| List of tasks |
(a) In the book review below, condense the paragraph beginning "When Jackie's Naval father can't make it" into a short bulleted list that keeps its main facts.
(b) According to the book review below, where is Jackie when he first sees Early, and what is Early doing?
(c) Carry the book review below forward from its last sentence, writing the next part in the same style.

| Page text |
We are all on a quest. It is 1945, Early Auden is searching for his brother, thought to have been killed in France in World War II. John (Jackie) Baker III, uprooted from his land-locked Kansas home and relocated to coastal Maine soon after his mother died of cancer, is searching for redemption because he wasn’t at home when she died and he was supposed to take care of her in his father’s absence.
Early and Jackie meet at the Morton Hill Academy boarding school. Jackie’s first sight of Early is on the beach as Early is filling sandbags and piling them up. Early being a loner and Jackie being new to the school, it is an interesting fit.
When Jackie’s Naval father can’t make it to school to pick him up for Fall break, Jackie decides to accompany Early on a real quest, rather than be alone at school for a week. Interspersed with the journey is Early’s fascination with Pi and the thought that numbers in this equation might disappear, thus introducing the possibility that it is a finite vs. infinite number. Early sees Pi as more than merely numbers. It has color and shape and texture and he has created a story based on his vision, much of which plays out on their journey.

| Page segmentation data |
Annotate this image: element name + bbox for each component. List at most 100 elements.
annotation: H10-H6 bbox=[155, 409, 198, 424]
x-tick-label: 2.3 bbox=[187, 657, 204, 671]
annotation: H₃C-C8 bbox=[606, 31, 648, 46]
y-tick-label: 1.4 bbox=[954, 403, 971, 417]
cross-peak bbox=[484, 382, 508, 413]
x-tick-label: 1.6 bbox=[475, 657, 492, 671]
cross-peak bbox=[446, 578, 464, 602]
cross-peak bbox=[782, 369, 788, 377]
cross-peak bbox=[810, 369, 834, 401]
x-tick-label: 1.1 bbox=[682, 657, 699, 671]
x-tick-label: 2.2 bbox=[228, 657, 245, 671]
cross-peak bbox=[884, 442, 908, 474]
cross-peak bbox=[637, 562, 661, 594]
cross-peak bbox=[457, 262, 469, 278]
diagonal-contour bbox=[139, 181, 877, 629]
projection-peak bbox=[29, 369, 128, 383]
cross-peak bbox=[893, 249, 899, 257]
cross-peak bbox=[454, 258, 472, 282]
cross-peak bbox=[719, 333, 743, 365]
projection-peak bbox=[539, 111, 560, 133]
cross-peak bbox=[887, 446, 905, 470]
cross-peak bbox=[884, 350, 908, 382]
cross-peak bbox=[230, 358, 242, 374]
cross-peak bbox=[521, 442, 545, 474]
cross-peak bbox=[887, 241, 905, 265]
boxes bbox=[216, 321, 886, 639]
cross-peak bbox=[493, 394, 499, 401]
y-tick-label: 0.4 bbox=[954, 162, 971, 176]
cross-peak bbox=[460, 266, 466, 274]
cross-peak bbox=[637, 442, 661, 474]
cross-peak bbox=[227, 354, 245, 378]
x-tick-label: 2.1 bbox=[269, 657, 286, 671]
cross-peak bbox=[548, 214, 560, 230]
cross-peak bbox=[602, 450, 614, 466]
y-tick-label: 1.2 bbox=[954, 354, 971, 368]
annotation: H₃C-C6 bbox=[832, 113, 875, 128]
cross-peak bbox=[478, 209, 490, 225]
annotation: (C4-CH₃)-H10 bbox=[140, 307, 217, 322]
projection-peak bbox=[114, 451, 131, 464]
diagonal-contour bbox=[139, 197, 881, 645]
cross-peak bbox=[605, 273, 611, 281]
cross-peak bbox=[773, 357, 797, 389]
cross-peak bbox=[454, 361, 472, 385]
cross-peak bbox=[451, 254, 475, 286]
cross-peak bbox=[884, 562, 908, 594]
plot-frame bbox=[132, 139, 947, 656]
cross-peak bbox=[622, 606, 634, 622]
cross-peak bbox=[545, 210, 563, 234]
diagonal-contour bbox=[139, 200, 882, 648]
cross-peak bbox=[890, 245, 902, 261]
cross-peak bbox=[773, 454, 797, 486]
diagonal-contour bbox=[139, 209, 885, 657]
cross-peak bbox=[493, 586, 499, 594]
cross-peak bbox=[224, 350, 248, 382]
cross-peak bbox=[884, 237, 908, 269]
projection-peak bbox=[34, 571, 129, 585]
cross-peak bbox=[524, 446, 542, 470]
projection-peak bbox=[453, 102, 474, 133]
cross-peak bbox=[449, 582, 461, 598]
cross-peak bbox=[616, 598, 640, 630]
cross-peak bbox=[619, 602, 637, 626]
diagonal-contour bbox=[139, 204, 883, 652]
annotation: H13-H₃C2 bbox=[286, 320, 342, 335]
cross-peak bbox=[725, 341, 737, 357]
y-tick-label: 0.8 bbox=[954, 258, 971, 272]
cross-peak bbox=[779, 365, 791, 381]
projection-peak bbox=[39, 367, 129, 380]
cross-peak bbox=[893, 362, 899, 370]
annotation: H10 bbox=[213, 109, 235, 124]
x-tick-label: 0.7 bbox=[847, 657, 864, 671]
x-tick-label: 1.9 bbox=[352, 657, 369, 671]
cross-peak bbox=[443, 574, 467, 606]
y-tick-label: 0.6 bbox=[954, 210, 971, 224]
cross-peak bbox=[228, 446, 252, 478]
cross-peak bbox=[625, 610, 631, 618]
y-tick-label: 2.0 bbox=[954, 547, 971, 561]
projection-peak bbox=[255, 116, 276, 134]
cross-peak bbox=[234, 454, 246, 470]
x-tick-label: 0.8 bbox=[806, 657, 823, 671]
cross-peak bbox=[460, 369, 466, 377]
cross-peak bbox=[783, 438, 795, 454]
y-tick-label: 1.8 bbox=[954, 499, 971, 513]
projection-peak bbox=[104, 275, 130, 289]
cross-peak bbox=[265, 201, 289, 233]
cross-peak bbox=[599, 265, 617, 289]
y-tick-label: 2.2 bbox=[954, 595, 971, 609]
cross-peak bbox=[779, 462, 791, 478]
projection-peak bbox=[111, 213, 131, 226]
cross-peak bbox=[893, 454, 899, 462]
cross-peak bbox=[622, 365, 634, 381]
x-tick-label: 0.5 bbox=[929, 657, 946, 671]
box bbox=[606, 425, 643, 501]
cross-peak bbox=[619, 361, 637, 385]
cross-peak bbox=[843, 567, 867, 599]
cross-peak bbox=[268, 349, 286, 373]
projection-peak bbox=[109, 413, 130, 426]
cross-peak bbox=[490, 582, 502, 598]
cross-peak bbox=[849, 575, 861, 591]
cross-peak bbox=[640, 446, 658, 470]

| Numbered answers |
(a)
- Jackie's Naval father can't pick him up from school for Fall break.
- Rather than stay alone at school for a week, Jackie joins Early on a real quest.
- Throughout the journey, Early is fascinated by Pi and thinks its numbers might disappear, which raises the possibility that Pi is finite rather than infinite.
- To Early, Pi has color, shape and texture, and he has built a story from this vision, much of which plays out on their journey.

(b) Jackie first sees Early on the beach, where Early is filling sandbags and piling them up.

(c)
Although I’m not a fan of the phrase ‘coming of age’, Clare Vanderpool has written a fascinating story about two boys and many other characters that learn the truth about themselves and their worlds. There’s the ancient Mrs. Johannsen, waiting 50 years for her son to come home from the woods and the pirate MacScott carrying around his own burden. There is Gunnar, the woodsman, who has lost his way and his love because of one act. There is Jackie’s father who has divorced himself from memories of his wife. And there is Early and Jackie, two of the most likeable characters you’re likely to meet in a very long time.
Ms. Vanderpool’s Ackowledgement explains the ‘story behind the story’ and is worth reading.
The words. The story. The characters. I wouldn’t change a word of Clare Vanderpool’s Navigating Early. It is certainly in contention for one of the 10 Best Books of 2013..and it’s ‘early’ in the year…pun intended.